*** Opening Exercise data ***

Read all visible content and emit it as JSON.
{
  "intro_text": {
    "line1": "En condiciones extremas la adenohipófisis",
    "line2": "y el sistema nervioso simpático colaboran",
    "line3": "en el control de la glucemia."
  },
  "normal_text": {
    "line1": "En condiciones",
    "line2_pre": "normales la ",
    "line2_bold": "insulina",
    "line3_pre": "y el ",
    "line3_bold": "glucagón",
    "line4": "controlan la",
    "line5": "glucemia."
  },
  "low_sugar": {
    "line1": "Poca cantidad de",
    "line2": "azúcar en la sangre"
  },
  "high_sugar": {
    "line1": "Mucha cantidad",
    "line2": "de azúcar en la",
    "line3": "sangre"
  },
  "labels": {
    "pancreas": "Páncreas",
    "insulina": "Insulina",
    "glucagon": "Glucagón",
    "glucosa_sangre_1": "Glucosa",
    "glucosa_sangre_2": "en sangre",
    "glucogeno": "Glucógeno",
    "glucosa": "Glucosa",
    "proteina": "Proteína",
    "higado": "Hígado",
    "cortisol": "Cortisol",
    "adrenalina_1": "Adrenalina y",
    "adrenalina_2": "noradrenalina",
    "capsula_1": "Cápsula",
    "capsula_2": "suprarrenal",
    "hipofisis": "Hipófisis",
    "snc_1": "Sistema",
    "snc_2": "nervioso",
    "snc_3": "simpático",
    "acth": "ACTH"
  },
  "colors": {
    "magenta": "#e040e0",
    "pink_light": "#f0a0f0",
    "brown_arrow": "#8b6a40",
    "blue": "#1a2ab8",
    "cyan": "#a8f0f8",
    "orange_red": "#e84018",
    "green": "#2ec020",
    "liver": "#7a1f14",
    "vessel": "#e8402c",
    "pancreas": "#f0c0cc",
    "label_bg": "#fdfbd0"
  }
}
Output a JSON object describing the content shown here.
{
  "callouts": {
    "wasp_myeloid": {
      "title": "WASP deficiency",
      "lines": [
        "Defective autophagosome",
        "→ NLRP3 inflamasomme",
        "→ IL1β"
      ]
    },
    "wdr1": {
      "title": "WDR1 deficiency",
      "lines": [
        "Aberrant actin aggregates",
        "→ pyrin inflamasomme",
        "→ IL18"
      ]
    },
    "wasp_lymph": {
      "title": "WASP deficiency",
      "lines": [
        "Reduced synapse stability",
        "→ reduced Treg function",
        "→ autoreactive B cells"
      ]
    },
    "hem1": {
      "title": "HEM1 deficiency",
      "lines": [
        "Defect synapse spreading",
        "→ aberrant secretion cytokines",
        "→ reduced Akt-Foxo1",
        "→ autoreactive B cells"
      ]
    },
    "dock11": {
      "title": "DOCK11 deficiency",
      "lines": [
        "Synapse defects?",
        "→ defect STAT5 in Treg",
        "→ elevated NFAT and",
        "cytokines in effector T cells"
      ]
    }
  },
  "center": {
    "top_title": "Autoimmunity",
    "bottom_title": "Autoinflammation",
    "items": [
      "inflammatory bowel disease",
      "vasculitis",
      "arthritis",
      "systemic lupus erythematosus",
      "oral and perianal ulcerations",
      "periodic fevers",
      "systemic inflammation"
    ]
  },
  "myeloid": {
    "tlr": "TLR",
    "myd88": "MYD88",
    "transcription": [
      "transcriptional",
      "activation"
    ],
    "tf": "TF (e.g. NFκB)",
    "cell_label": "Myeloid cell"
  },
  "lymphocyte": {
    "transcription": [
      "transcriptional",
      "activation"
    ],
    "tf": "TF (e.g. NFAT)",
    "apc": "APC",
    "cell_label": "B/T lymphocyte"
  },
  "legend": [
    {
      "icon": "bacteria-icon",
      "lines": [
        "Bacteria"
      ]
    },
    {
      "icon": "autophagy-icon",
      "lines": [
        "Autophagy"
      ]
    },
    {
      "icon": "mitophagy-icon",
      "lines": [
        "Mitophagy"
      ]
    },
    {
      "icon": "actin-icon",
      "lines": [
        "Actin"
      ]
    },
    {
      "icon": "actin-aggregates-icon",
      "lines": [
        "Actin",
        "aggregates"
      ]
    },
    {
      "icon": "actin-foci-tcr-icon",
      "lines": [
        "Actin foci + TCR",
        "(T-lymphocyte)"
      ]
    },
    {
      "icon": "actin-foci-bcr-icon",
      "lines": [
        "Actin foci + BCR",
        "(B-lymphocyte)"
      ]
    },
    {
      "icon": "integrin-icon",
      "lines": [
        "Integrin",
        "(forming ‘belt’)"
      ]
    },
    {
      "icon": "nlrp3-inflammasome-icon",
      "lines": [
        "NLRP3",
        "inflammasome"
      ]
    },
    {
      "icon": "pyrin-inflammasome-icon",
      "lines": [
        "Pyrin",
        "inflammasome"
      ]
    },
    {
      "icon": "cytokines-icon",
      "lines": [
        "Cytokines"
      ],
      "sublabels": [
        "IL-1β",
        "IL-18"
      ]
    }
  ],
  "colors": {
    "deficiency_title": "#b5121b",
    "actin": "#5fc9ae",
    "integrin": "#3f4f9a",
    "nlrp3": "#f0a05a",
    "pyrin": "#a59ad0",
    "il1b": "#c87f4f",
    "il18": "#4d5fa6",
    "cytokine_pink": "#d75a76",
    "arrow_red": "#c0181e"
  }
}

*** Closing Exercise data ***

■ **Directions**:
The answer must restate each entry word for word.

■ **Written answer**:
Read all visible content and emit it as JSON.
{
  "intro_text": {
    "line1": "En condiciones extremas la adenohipófisis",
    "line2": "y el sistema nervioso simpático colaboran",
    "line3": "en el control de la glucemia."
  },
  "normal_text": {
    "line1": "En condiciones",
    "line2_pre": "normales la ",
    "line2_bold": "insulina",
    "line3_pre": "y el ",
    "line3_bold": "glucagón",
    "line4": "controlan la",
    "line5": "glucemia."
  },
  "low_sugar": {
    "line1": "Poca cantidad de",
    "line2": "azúcar en la sangre"
  },
  "high_sugar": {
    "line1": "Mucha cantidad",
    "line2": "de azúcar en la",
    "line3": "sangre"
  },
  "labels": {
    "pancreas": "Páncreas",
    "insulina": "Insulina",
    "glucagon": "Glucagón",
    "glucosa_sangre_1": "Glucosa",
    "glucosa_sangre_2": "en sangre",
    "glucogeno": "Glucógeno",
    "glucosa": "Glucosa",
    "proteina": "Proteína",
    "higado": "Hígado",
    "cortisol": "Cortisol",
    "adrenalina_1": "Adrenalina y",
    "adrenalina_2": "noradrenalina",
    "capsula_1": "Cápsula",
    "capsula_2": "suprarrenal",
    "hipofisis": "Hipófisis",
    "snc_1": "Sistema",
    "snc_2": "nervioso",
    "snc_3": "simpático",
    "acth": "ACTH"
  },
  "colors": {
    "magenta": "#e040e0",
    "pink_light": "#f0a0f0",
    "brown_arrow": "#8b6a40",
    "blue": "#1a2ab8",
    "cyan": "#a8f0f8",
    "orange_red": "#e84018",
    "green": "#2ec020",
    "liver": "#7a1f14",
    "vessel": "#e8402c",
    "pancreas": "#f0c0cc",
    "label_bg": "#fdfbd0"
  }
}
Output a JSON object describing the content shown here.
{
  "callouts": {
    "wasp_myeloid": {
      "title": "WASP deficiency",
      "lines": [
        "Defective autophagosome",
        "→ NLRP3 inflamasomme",
        "→ IL1β"
      ]
    },
    "wdr1": {
      "title": "WDR1 deficiency",
      "lines": [
        "Aberrant actin aggregates",
        "→ pyrin inflamasomme",
        "→ IL18"
      ]
    },
    "wasp_lymph": {
      "title": "WASP deficiency",
      "lines": [
        "Reduced synapse stability",
        "→ reduced Treg function",
        "→ autoreactive B cells"
      ]
    },
    "hem1": {
      "title": "HEM1 deficiency",
      "lines": [
        "Defect synapse spreading",
        "→ aberrant secretion cytokines",
        "→ reduced Akt-Foxo1",
        "→ autoreactive B cells"
      ]
    },
    "dock11": {
      "title": "DOCK11 deficiency",
      "lines": [
        "Synapse defects?",
        "→ defect STAT5 in Treg",
        "→ elevated NFAT and",
        "cytokines in effector T cells"
      ]
    }
  },
  "center": {
    "top_title": "Autoimmunity",
    "bottom_title": "Autoinflammation",
    "items": [
      "inflammatory bowel disease",
      "vasculitis",
      "arthritis",
      "systemic lupus erythematosus",
      "oral and perianal ulcerations",
      "periodic fevers",
      "systemic inflammation"
    ]
  },
  "myeloid": {
    "tlr": "TLR",
    "myd88": "MYD88",
    "transcription": [
      "transcriptional",
      "activation"
    ],
    "tf": "TF (e.g. NFκB)",
    "cell_label": "Myeloid cell"
  },
  "lymphocyte": {
    "transcription": [
      "transcriptional",
      "activation"
    ],
    "tf": "TF (e.g. NFAT)",
    "apc": "APC",
    "cell_label": "B/T lymphocyte"
  },
  "legend": [
    {
      "icon": "bacteria-icon",
      "lines": [
        "Bacteria"
      ]
    },
    {
      "icon": "autophagy-icon",
      "lines": [
        "Autophagy"
      ]
    },
    {
      "icon": "mitophagy-icon",
      "lines": [
        "Mitophagy"
      ]
    },
    {
      "icon": "actin-icon",
      "lines": [
        "Actin"
      ]
    },
    {
      "icon": "actin-aggregates-icon",
      "lines": [
        "Actin",
        "aggregates"
      ]
    },
    {
      "icon": "actin-foci-tcr-icon",
      "lines": [
        "Actin foci + TCR",
        "(T-lymphocyte)"
      ]
    },
    {
      "icon": "actin-foci-bcr-icon",
      "lines": [
        "Actin foci + BCR",
        "(B-lymphocyte)"
      ]
    },
    {
      "icon": "integrin-icon",
      "lines": [
        "Integrin",
        "(forming ‘belt’)"
      ]
    },
    {
      "icon": "nlrp3-inflammasome-icon",
      "lines": [
        "NLRP3",
        "inflammasome"
      ]
    },
    {
      "icon": "pyrin-inflammasome-icon",
      "lines": [
        "Pyrin",
        "inflammasome"
      ]
    },
    {
      "icon": "cytokines-icon",
      "lines": [
        "Cytokines"
      ],
      "sublabels": [
        "IL-1β",
        "IL-18"
      ]
    }
  ],
  "colors": {
    "deficiency_title": "#b5121b",
    "actin": "#5fc9ae",
    "integrin": "#3f4f9a",
    "nlrp3": "#f0a05a",
    "pyrin": "#a59ad0",
    "il1b": "#c87f4f",
    "il18": "#4d5fa6",
    "cytokine_pink": "#d75a76",
    "arrow_red": "#c0181e"
  }
}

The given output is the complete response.